Data records:

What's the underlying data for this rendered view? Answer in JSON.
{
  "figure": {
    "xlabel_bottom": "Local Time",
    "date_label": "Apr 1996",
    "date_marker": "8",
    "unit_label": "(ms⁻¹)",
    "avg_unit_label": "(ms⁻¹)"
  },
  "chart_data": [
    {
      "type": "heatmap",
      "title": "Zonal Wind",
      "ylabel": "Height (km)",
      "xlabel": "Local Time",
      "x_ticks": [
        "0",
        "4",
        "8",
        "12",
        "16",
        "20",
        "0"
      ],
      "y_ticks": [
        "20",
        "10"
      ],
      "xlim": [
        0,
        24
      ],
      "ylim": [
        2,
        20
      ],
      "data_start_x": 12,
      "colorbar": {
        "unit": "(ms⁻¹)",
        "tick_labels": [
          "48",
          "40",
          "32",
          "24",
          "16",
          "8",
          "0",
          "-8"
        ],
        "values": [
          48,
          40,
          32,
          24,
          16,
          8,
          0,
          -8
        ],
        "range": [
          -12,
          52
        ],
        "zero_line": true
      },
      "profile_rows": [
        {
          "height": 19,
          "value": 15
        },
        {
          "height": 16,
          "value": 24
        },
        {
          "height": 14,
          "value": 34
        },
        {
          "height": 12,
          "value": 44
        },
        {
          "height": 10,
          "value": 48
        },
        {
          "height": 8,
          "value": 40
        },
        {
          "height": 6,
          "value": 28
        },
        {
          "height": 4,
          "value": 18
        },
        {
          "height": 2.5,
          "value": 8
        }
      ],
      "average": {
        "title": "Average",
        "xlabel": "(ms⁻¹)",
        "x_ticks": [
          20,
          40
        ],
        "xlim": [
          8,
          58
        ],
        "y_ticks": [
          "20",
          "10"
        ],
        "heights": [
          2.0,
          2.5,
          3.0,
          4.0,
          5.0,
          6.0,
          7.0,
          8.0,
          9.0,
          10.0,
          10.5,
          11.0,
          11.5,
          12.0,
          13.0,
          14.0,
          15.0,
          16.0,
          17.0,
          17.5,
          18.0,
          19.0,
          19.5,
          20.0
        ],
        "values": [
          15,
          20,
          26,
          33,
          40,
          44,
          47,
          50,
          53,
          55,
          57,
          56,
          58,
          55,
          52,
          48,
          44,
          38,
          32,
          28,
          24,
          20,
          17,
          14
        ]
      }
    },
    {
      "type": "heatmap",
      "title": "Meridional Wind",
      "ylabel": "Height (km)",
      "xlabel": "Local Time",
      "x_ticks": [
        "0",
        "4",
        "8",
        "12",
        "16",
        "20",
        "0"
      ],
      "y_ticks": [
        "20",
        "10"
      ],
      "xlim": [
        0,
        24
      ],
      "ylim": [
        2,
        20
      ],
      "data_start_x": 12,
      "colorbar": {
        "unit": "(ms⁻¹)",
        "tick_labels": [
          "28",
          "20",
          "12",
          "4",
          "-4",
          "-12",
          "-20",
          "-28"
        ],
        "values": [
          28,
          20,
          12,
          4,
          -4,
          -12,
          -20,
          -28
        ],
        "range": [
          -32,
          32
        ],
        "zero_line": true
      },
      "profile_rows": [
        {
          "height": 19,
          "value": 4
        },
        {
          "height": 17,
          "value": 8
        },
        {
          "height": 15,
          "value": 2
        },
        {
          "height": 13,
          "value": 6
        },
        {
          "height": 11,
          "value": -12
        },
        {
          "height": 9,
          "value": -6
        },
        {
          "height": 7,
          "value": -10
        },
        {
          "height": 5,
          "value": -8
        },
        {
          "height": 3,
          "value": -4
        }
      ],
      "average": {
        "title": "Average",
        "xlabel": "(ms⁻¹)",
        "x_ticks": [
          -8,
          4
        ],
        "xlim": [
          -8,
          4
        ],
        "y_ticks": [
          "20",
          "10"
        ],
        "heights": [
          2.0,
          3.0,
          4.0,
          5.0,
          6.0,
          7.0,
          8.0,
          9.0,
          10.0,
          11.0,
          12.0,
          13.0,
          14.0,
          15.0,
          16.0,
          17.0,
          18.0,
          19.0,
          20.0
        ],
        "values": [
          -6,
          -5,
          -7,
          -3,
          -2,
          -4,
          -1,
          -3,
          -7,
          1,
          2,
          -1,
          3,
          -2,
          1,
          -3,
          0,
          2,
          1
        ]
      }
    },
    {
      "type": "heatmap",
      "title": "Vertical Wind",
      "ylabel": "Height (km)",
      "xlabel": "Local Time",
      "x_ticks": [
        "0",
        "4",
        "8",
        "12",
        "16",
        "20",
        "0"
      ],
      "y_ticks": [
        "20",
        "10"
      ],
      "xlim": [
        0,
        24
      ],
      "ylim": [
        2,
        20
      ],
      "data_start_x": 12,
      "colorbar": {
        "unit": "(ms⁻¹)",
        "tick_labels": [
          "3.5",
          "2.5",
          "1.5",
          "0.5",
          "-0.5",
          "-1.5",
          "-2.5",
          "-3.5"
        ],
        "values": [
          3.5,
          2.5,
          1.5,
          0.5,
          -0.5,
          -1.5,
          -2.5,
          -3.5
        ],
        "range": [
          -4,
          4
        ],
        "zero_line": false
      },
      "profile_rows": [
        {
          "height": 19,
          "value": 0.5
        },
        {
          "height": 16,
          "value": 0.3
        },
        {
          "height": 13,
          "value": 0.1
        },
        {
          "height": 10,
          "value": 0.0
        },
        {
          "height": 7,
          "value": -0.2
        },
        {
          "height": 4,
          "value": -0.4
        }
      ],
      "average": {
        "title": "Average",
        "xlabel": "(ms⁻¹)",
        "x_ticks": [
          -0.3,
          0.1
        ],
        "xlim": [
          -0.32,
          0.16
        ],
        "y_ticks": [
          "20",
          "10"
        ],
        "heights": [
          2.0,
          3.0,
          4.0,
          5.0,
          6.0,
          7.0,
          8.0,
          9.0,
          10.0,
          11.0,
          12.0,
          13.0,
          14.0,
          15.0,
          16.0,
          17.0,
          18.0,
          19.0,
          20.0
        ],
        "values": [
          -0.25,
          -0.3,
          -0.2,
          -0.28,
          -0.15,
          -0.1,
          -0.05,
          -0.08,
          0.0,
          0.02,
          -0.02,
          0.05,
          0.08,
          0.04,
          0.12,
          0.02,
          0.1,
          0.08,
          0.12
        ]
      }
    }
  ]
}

Written problem: Write out every record, exactly as written.

Complete output:
What's the underlying data for this rendered view? Answer in JSON.
{
  "figure": {
    "xlabel_bottom": "Local Time",
    "date_label": "Apr 1996",
    "date_marker": "8",
    "unit_label": "(ms⁻¹)",
    "avg_unit_label": "(ms⁻¹)"
  },
  "chart_data": [
    {
      "type": "heatmap",
      "title": "Zonal Wind",
      "ylabel": "Height (km)",
      "xlabel": "Local Time",
      "x_ticks": [
        "0",
        "4",
        "8",
        "12",
        "16",
        "20",
        "0"
      ],
      "y_ticks": [
        "20",
        "10"
      ],
      "xlim": [
        0,
        24
      ],
      "ylim": [
        2,
        20
      ],
      "data_start_x": 12,
      "colorbar": {
        "unit": "(ms⁻¹)",
        "tick_labels": [
          "48",
          "40",
          "32",
          "24",
          "16",
          "8",
          "0",
          "-8"
        ],
        "values": [
          48,
          40,
          32,
          24,
          16,
          8,
          0,
          -8
        ],
        "range": [
          -12,
          52
        ],
        "zero_line": true
      },
      "profile_rows": [
        {
          "height": 19,
          "value": 15
        },
        {
          "height": 16,
          "value": 24
        },
        {
          "height": 14,
          "value": 34
        },
        {
          "height": 12,
          "value": 44
        },
        {
          "height": 10,
          "value": 48
        },
        {
          "height": 8,
          "value": 40
        },
        {
          "height": 6,
          "value": 28
        },
        {
          "height": 4,
          "value": 18
        },
        {
          "height": 2.5,
          "value": 8
        }
      ],
      "average": {
        "title": "Average",
        "xlabel": "(ms⁻¹)",
        "x_ticks": [
          20,
          40
        ],
        "xlim": [
          8,
          58
        ],
        "y_ticks": [
          "20",
          "10"
        ],
        "heights": [
          2.0,
          2.5,
          3.0,
          4.0,
          5.0,
          6.0,
          7.0,
          8.0,
          9.0,
          10.0,
          10.5,
          11.0,
          11.5,
          12.0,
          13.0,
          14.0,
          15.0,
          16.0,
          17.0,
          17.5,
          18.0,
          19.0,
          19.5,
          20.0
        ],
        "values": [
          15,
          20,
          26,
          33,
          40,
          44,
          47,
          50,
          53,
          55,
          57,
          56,
          58,
          55,
          52,
          48,
          44,
          38,
          32,
          28,
          24,
          20,
          17,
          14
        ]
      }
    },
    {
      "type": "heatmap",
      "title": "Meridional Wind",
      "ylabel": "Height (km)",
      "xlabel": "Local Time",
      "x_ticks": [
        "0",
        "4",
        "8",
        "12",
        "16",
        "20",
        "0"
      ],
      "y_ticks": [
        "20",
        "10"
      ],
      "xlim": [
        0,
        24
      ],
      "ylim": [
        2,
        20
      ],
      "data_start_x": 12,
      "colorbar": {
        "unit": "(ms⁻¹)",
        "tick_labels": [
          "28",
          "20",
          "12",
          "4",
          "-4",
          "-12",
          "-20",
          "-28"
        ],
        "values": [
          28,
          20,
          12,
          4,
          -4,
          -12,
          -20,
          -28
        ],
        "range": [
          -32,
          32
        ],
        "zero_line": true
      },
      "profile_rows": [
        {
          "height": 19,
          "value": 4
        },
        {
          "height": 17,
          "value": 8
        },
        {
          "height": 15,
          "value": 2
        },
        {
          "height": 13,
          "value": 6
        },
        {
          "height": 11,
          "value": -12
        },
        {
          "height": 9,
          "value": -6
        },
        {
          "height": 7,
          "value": -10
        },
        {
          "height": 5,
          "value": -8
        },
        {
          "height": 3,
          "value": -4
        }
      ],
      "average": {
        "title": "Average",
        "xlabel": "(ms⁻¹)",
        "x_ticks": [
          -8,
          4
        ],
        "xlim": [
          -8,
          4
        ],
        "y_ticks": [
          "20",
          "10"
        ],
        "heights": [
          2.0,
          3.0,
          4.0,
          5.0,
          6.0,
          7.0,
          8.0,
          9.0,
          10.0,
          11.0,
          12.0,
          13.0,
          14.0,
          15.0,
          16.0,
          17.0,
          18.0,
          19.0,
          20.0
        ],
        "values": [
          -6,
          -5,
          -7,
          -3,
          -2,
          -4,
          -1,
          -3,
          -7,
          1,
          2,
          -1,
          3,
          -2,
          1,
          -3,
          0,
          2,
          1
        ]
      }
    },
    {
      "type": "heatmap",
      "title": "Vertical Wind",
      "ylabel": "Height (km)",
      "xlabel": "Local Time",
      "x_ticks": [
        "0",
        "4",
        "8",
        "12",
        "16",
        "20",
        "0"
      ],
      "y_ticks": [
        "20",
        "10"
      ],
      "xlim": [
        0,
        24
      ],
      "ylim": [
        2,
        20
      ],
      "data_start_x": 12,
      "colorbar": {
        "unit": "(ms⁻¹)",
        "tick_labels": [
          "3.5",
          "2.5",
          "1.5",
          "0.5",
          "-0.5",
          "-1.5",
          "-2.5",
          "-3.5"
        ],
        "values": [
          3.5,
          2.5,
          1.5,
          0.5,
          -0.5,
          -1.5,
          -2.5,
          -3.5
        ],
        "range": [
          -4,
          4
        ],
        "zero_line": false
      },
      "profile_rows": [
        {
          "height": 19,
          "value": 0.5
        },
        {
          "height": 16,
          "value": 0.3
        },
        {
          "height": 13,
          "value": 0.1
        },
        {
          "height": 10,
          "value": 0.0
        },
        {
          "height": 7,
          "value": -0.2
        },
        {
          "height": 4,
          "value": -0.4
        }
      ],
      "average": {
        "title": "Average",
        "xlabel": "(ms⁻¹)",
        "x_ticks": [
          -0.3,
          0.1
        ],
        "xlim": [
          -0.32,
          0.16
        ],
        "y_ticks": [
          "20",
          "10"
        ],
        "heights": [
          2.0,
          3.0,
          4.0,
          5.0,
          6.0,
          7.0,
          8.0,
          9.0,
          10.0,
          11.0,
          12.0,
          13.0,
          14.0,
          15.0,
          16.0,
          17.0,
          18.0,
          19.0,
          20.0
        ],
        "values": [
          -0.25,
          -0.3,
          -0.2,
          -0.28,
          -0.15,
          -0.1,
          -0.05,
          -0.08,
          0.0,
          0.02,
          -0.02,
          0.05,
          0.08,
          0.04,
          0.12,
          0.02,
          0.1,
          0.08,
          0.12
        ]
      }
    }
  ]
}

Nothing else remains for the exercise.